WHAT THE EXERCISE ASKS
Locate the string "close" in the records below. Copy every line where it occurs.

INFORMATION SUPPLIED
• • •

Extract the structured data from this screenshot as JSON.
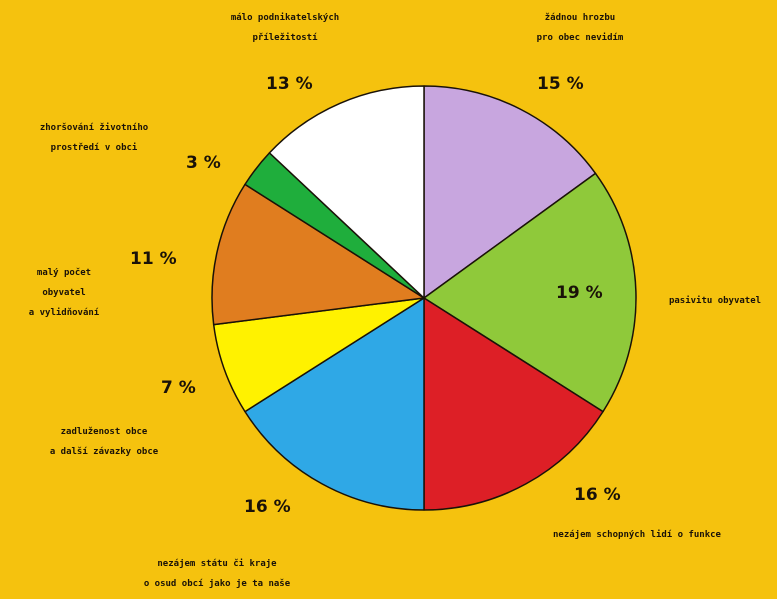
{
  "chart_data": {
    "type": "pie",
    "slices": [
      {
        "label": [
          "žádnou hrozbu",
          "pro obec nevidím"
        ],
        "value": 15,
        "value_label": "15 %",
        "color": "#c8a6df"
      },
      {
        "label": [
          "pasivitu obyvatel"
        ],
        "value": 19,
        "value_label": "19 %",
        "color": "#8fc93a"
      },
      {
        "label": [
          "nezájem schopných lidí o funkce"
        ],
        "value": 16,
        "value_label": "16 %",
        "color": "#dd1f26"
      },
      {
        "label": [
          "nezájem státu či kraje",
          "o osud obcí jako je ta naše"
        ],
        "value": 16,
        "value_label": "16 %",
        "color": "#2fa8e6"
      },
      {
        "label": [
          "zadluženost obce",
          "a další závazky obce"
        ],
        "value": 7,
        "value_label": "7 %",
        "color": "#fff200"
      },
      {
        "label": [
          "malý počet",
          "obyvatel",
          "a vylidňování"
        ],
        "value": 11,
        "value_label": "11 %",
        "color": "#e07d1f"
      },
      {
        "label": [
          "zhoršování životního",
          "prostředí v obci"
        ],
        "value": 3,
        "value_label": "3 %",
        "color": "#1fae3c"
      },
      {
        "label": [
          "málo podnikatelských",
          "příležitostí"
        ],
        "value": 13,
        "value_label": "13 %",
        "color": "#ffffff"
      }
    ]
  }
}
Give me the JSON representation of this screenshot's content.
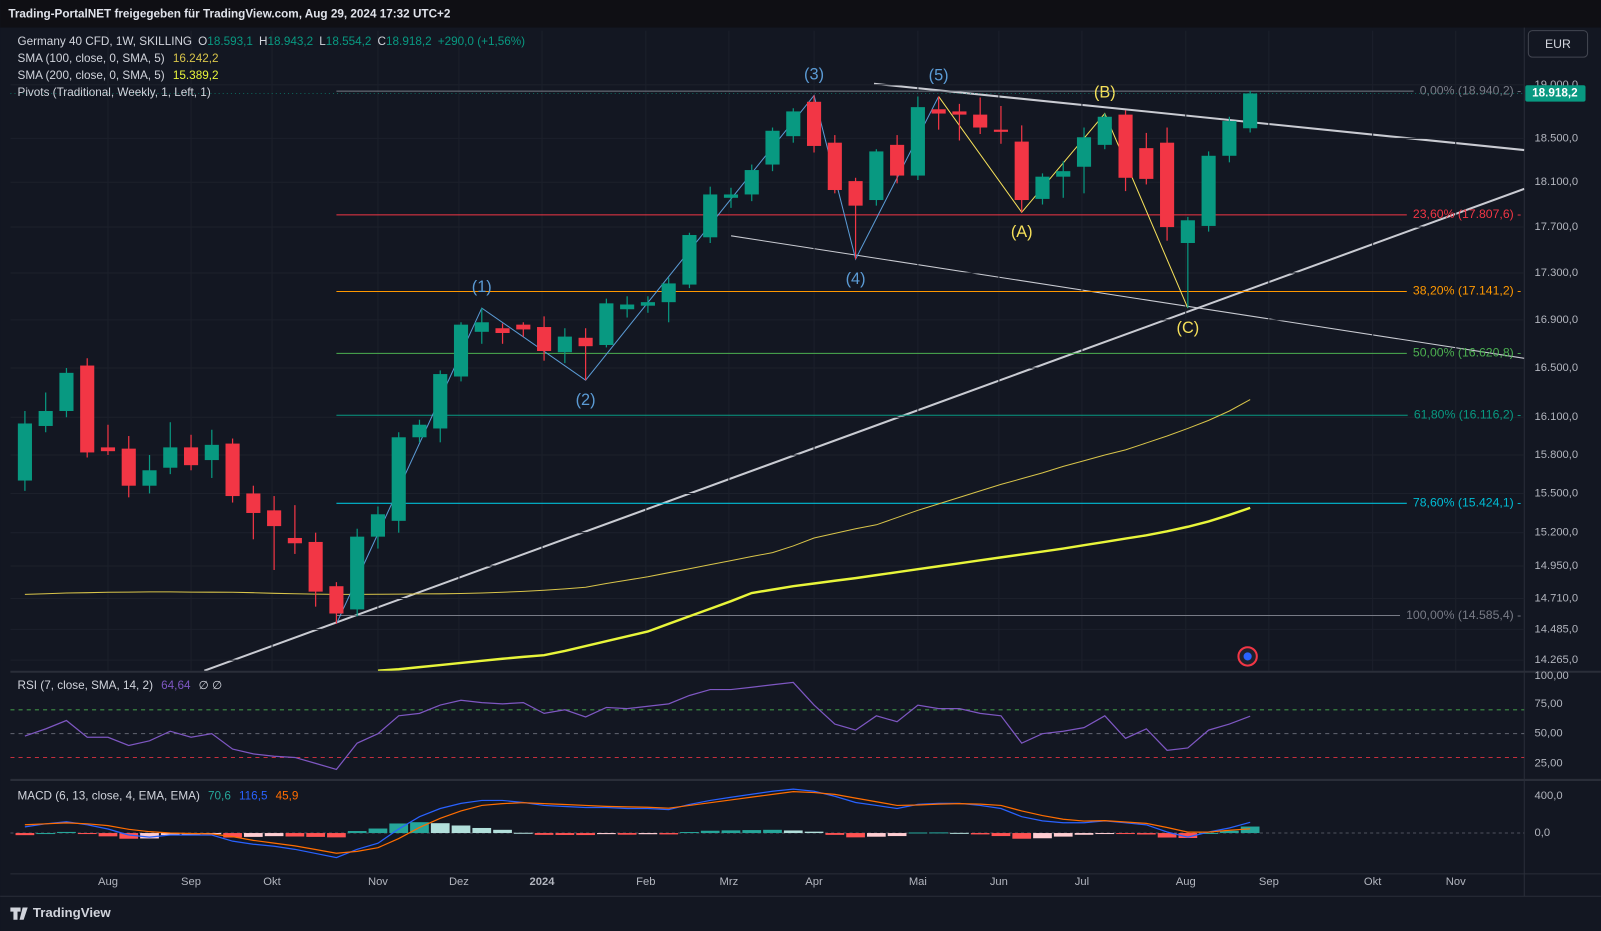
{
  "chart_data": {
    "type": "candlestick",
    "header": "Trading-PortalNET freigegeben für TradingView.com, Aug 29, 2024 17:32 UTC+2",
    "symbol": "Germany 40 CFD, 1W, SKILLING",
    "legend_ohlc": [
      {
        "key": "O",
        "value": "18.593,1"
      },
      {
        "key": "H",
        "value": "18.943,2"
      },
      {
        "key": "L",
        "value": "18.554,2"
      },
      {
        "key": "C",
        "value": "18.918,2"
      }
    ],
    "change": "+290,0 (+1,56%)",
    "pivots": "Pivots (Traditional, Weekly, 1, Left, 1)",
    "currency": "EUR",
    "last_price_label": "18.918,2",
    "brand": "TradingView",
    "up_color": "#089981",
    "down_color": "#f23645",
    "log_scale": true,
    "grid": true,
    "xlim": [
      -0.7,
      72.2
    ],
    "xticks": [
      {
        "value": 4.0,
        "label": "Aug"
      },
      {
        "value": 8.0,
        "label": "Sep"
      },
      {
        "value": 11.9,
        "label": "Okt"
      },
      {
        "value": 17.0,
        "label": "Nov"
      },
      {
        "value": 20.9,
        "label": "Dez"
      },
      {
        "value": 24.9,
        "label": "2024"
      },
      {
        "value": 29.9,
        "label": "Feb"
      },
      {
        "value": 33.9,
        "label": "Mrz"
      },
      {
        "value": 38.0,
        "label": "Apr"
      },
      {
        "value": 43.0,
        "label": "Mai"
      },
      {
        "value": 46.9,
        "label": "Jun"
      },
      {
        "value": 50.9,
        "label": "Jul"
      },
      {
        "value": 55.9,
        "label": "Aug"
      },
      {
        "value": 59.9,
        "label": "Sep"
      },
      {
        "value": 64.9,
        "label": "Okt"
      },
      {
        "value": 68.9,
        "label": "Nov"
      }
    ],
    "ylim": [
      14190,
      19520
    ],
    "yticks": [
      {
        "value": 19000,
        "label": "19.000,0"
      },
      {
        "value": 18500,
        "label": "18.500,0"
      },
      {
        "value": 18100,
        "label": "18.100,0"
      },
      {
        "value": 17700,
        "label": "17.700,0"
      },
      {
        "value": 17300,
        "label": "17.300,0"
      },
      {
        "value": 16900,
        "label": "16.900,0"
      },
      {
        "value": 16500,
        "label": "16.500,0"
      },
      {
        "value": 16100,
        "label": "16.100,0"
      },
      {
        "value": 15800,
        "label": "15.800,0"
      },
      {
        "value": 15500,
        "label": "15.500,0"
      },
      {
        "value": 15200,
        "label": "15.200,0"
      },
      {
        "value": 14950,
        "label": "14.950,0"
      },
      {
        "value": 14710,
        "label": "14.710,0"
      },
      {
        "value": 14485,
        "label": "14.485,0"
      },
      {
        "value": 14265,
        "label": "14.265,0"
      }
    ],
    "candles": {
      "open": [
        15600,
        16030,
        16150,
        16520,
        15860,
        15850,
        15560,
        15700,
        15860,
        15760,
        15890,
        15500,
        15370,
        15160,
        15130,
        14800,
        14630,
        15170,
        15290,
        15940,
        16010,
        16430,
        16800,
        16830,
        16860,
        16840,
        16630,
        16750,
        16690,
        16990,
        17020,
        17050,
        17200,
        17610,
        17960,
        17990,
        18260,
        18520,
        18840,
        18460,
        18110,
        17940,
        18440,
        18160,
        18770,
        18750,
        18720,
        18580,
        18470,
        17950,
        18150,
        18240,
        18440,
        18720,
        18410,
        18460,
        17560,
        17710,
        18340,
        18593.1
      ],
      "high": [
        16150,
        16300,
        16500,
        16580,
        16040,
        15950,
        15800,
        16060,
        15960,
        16000,
        15930,
        15560,
        15480,
        15410,
        15200,
        14830,
        15230,
        15400,
        15980,
        16080,
        16480,
        16880,
        17000,
        16870,
        16880,
        16930,
        16830,
        16830,
        17080,
        17100,
        17100,
        17260,
        17650,
        18060,
        18050,
        18260,
        18600,
        18780,
        18900,
        18530,
        18140,
        18400,
        18530,
        18890,
        18890,
        18820,
        18880,
        18800,
        18620,
        18180,
        18290,
        18600,
        18730,
        18760,
        18550,
        18600,
        17790,
        18380,
        18700,
        18943.2
      ],
      "low": [
        15520,
        15980,
        16100,
        15780,
        15800,
        15470,
        15500,
        15650,
        15680,
        15620,
        15430,
        15150,
        14920,
        15040,
        14650,
        14525,
        14580,
        15080,
        15200,
        15900,
        15900,
        16390,
        16700,
        16700,
        16760,
        16560,
        16540,
        16400,
        16670,
        16920,
        16960,
        16880,
        17170,
        17560,
        17870,
        17930,
        18200,
        18460,
        18370,
        18000,
        17420,
        17890,
        18090,
        18120,
        18580,
        18480,
        18540,
        18450,
        17830,
        17900,
        17960,
        18000,
        18400,
        18020,
        18080,
        17580,
        17000,
        17660,
        18280,
        18554.2
      ],
      "close": [
        16050,
        16150,
        16460,
        15820,
        15830,
        15560,
        15680,
        15860,
        15720,
        15880,
        15480,
        15350,
        15250,
        15120,
        14760,
        14600,
        15170,
        15340,
        15940,
        16040,
        16450,
        16860,
        16880,
        16790,
        16820,
        16640,
        16760,
        16680,
        17040,
        17030,
        17050,
        17210,
        17630,
        17990,
        17990,
        18210,
        18570,
        18750,
        18430,
        18030,
        17890,
        18380,
        18160,
        18790,
        18730,
        18720,
        18600,
        18560,
        17940,
        18150,
        18200,
        18510,
        18700,
        18140,
        18130,
        17700,
        17760,
        18340,
        18660,
        18918.2
      ]
    },
    "series": [
      {
        "name": "SMA (100, close, 0, SMA, 5)",
        "value_label": "16.242,2",
        "color": "#d8c44a",
        "width": 1,
        "values": [
          14740,
          14745,
          14750,
          14752,
          14755,
          14757,
          14758,
          14758,
          14757,
          14756,
          14755,
          14752,
          14748,
          14745,
          14742,
          14740,
          14740,
          14741,
          14742,
          14743,
          14744,
          14746,
          14750,
          14755,
          14762,
          14770,
          14780,
          14792,
          14820,
          14845,
          14870,
          14900,
          14930,
          14960,
          14990,
          15020,
          15050,
          15100,
          15160,
          15195,
          15230,
          15260,
          15315,
          15370,
          15420,
          15470,
          15520,
          15570,
          15615,
          15660,
          15710,
          15755,
          15800,
          15840,
          15895,
          15950,
          16010,
          16075,
          16150,
          16242.2
        ]
      },
      {
        "name": "SMA (200, close, 0, SMA, 5)",
        "value_label": "15.389,2",
        "color": "#e8f53a",
        "width": 2.4,
        "values": [
          null,
          null,
          null,
          null,
          null,
          null,
          null,
          null,
          null,
          null,
          null,
          null,
          null,
          null,
          null,
          null,
          null,
          14190,
          14200,
          14215,
          14230,
          14245,
          14260,
          14275,
          14288,
          14300,
          14330,
          14365,
          14400,
          14435,
          14470,
          14525,
          14580,
          14635,
          14690,
          14750,
          14775,
          14800,
          14820,
          14840,
          14860,
          14882,
          14904,
          14926,
          14948,
          14970,
          14992,
          15014,
          15036,
          15058,
          15080,
          15105,
          15130,
          15155,
          15180,
          15210,
          15245,
          15285,
          15335,
          15389.2
        ]
      }
    ],
    "fib_start": 15,
    "fib_levels": [
      {
        "value": 18940.2,
        "label": "0,00% (18.940,2) -",
        "color": "#787b86"
      },
      {
        "value": 17807.6,
        "label": "23,60% (17.807,6) -",
        "color": "#f23645"
      },
      {
        "value": 17141.2,
        "label": "38,20% (17.141,2) -",
        "color": "#ff9800"
      },
      {
        "value": 16620.8,
        "label": "50,00% (16.620,8) -",
        "color": "#4caf50"
      },
      {
        "value": 16116.2,
        "label": "61,80% (16.116,2) -",
        "color": "#089981"
      },
      {
        "value": 15424.1,
        "label": "78,60% (15.424,1) -",
        "color": "#00bcd4"
      },
      {
        "value": 14585.4,
        "label": "100,00% (14.585,4) -",
        "color": "#787b86"
      }
    ],
    "wave_lines": [
      {
        "color": "#5b9bd5",
        "points": [
          [
            15,
            14525
          ],
          [
            22,
            17000
          ],
          [
            27,
            16400
          ],
          [
            38,
            18900
          ],
          [
            40,
            17420
          ],
          [
            44,
            18890
          ]
        ],
        "labels": [
          null,
          "(1)",
          "(2)",
          "(3)",
          "(4)",
          "(5)"
        ]
      },
      {
        "color": "#f5e05a",
        "points": [
          [
            44,
            18890
          ],
          [
            48,
            17830
          ],
          [
            52,
            18730
          ],
          [
            56,
            17000
          ]
        ],
        "labels": [
          null,
          "(A)",
          "(B)",
          "(C)"
        ]
      }
    ],
    "rsi": {
      "name": "RSI (7, close, SMA, 14, 2)",
      "value_label": "64,64",
      "extra": "∅ ∅",
      "color": "#7e57c2",
      "ylim": [
        12,
        102
      ],
      "yticks": [
        {
          "value": 100,
          "label": "100,00"
        },
        {
          "value": 75,
          "label": "75,00"
        },
        {
          "value": 50,
          "label": "50,00"
        },
        {
          "value": 25,
          "label": "25,00"
        }
      ],
      "levels": [
        {
          "value": 70,
          "color": "#4caf50"
        },
        {
          "value": 50,
          "color": "#787b86"
        },
        {
          "value": 30,
          "color": "#f23645"
        }
      ],
      "values": [
        48,
        54,
        61,
        47,
        47,
        40,
        44,
        52,
        47,
        50,
        37,
        33,
        31,
        30,
        25,
        20,
        42,
        50,
        65,
        67,
        74,
        78,
        76,
        75,
        76,
        67,
        70,
        64,
        72,
        71,
        73,
        75,
        82,
        87,
        87,
        89,
        91,
        93,
        74,
        58,
        53,
        65,
        60,
        74,
        71,
        71,
        67,
        65,
        42,
        50,
        52,
        55,
        65,
        46,
        54,
        36,
        38,
        53,
        58,
        64.64
      ]
    },
    "macd": {
      "name": "MACD (6, 13, close, 4, EMA, EMA)",
      "ylim": [
        -433,
        567
      ],
      "yticks": [
        {
          "value": 400,
          "label": "400,0"
        },
        {
          "value": 0,
          "label": "0,0"
        }
      ],
      "histogram": {
        "value_label": "70,6",
        "color": "#26a69a",
        "values": [
          -23,
          0,
          12,
          -10,
          -36,
          -62,
          -59,
          -22,
          -17,
          -12,
          -49,
          -42,
          -34,
          -38,
          -42,
          -47,
          22,
          49,
          104,
          118,
          107,
          82,
          55,
          35,
          3,
          -20,
          -21,
          -22,
          -12,
          -18,
          -13,
          -15,
          11,
          25,
          29,
          32,
          35,
          28,
          15,
          -20,
          -47,
          -40,
          -33,
          6,
          7,
          2,
          -15,
          -33,
          -62,
          -57,
          -39,
          -19,
          -2,
          -9,
          -16,
          -49,
          -54,
          1,
          25,
          70.6
        ]
      },
      "macd_line": {
        "value_label": "116,5",
        "color": "#2962ff",
        "values": [
          67,
          100,
          122,
          90,
          44,
          -22,
          -44,
          -22,
          -22,
          -22,
          -89,
          -122,
          -144,
          -178,
          -222,
          -267,
          -178,
          -111,
          44,
          178,
          267,
          322,
          355,
          355,
          333,
          300,
          289,
          278,
          278,
          267,
          267,
          255,
          311,
          355,
          389,
          422,
          455,
          478,
          455,
          400,
          333,
          300,
          267,
          311,
          322,
          322,
          300,
          267,
          178,
          133,
          111,
          111,
          133,
          111,
          89,
          11,
          -44,
          11,
          55,
          116.5
        ]
      },
      "signal_line": {
        "value_label": "45,9",
        "color": "#ff6d00",
        "values": [
          90,
          100,
          110,
          100,
          80,
          40,
          15,
          0,
          -5,
          -10,
          -40,
          -80,
          -110,
          -140,
          -180,
          -220,
          -200,
          -160,
          -60,
          60,
          160,
          240,
          300,
          320,
          330,
          320,
          310,
          300,
          290,
          285,
          280,
          270,
          300,
          330,
          360,
          390,
          420,
          450,
          440,
          420,
          380,
          340,
          300,
          305,
          315,
          320,
          315,
          300,
          240,
          190,
          150,
          130,
          135,
          120,
          105,
          60,
          10,
          10,
          30,
          45.9
        ]
      }
    }
  }
}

• • •

EXERCISE RESPONSE
      "close": [
        "name": "SMA (100, close, 0, SMA, 5)",
        "name": "SMA (200, close, 0, SMA, 5)",
      "name": "RSI (7, close, SMA, 14, 2)",
      "name": "MACD (6, 13, close, 4, EMA, EMA)",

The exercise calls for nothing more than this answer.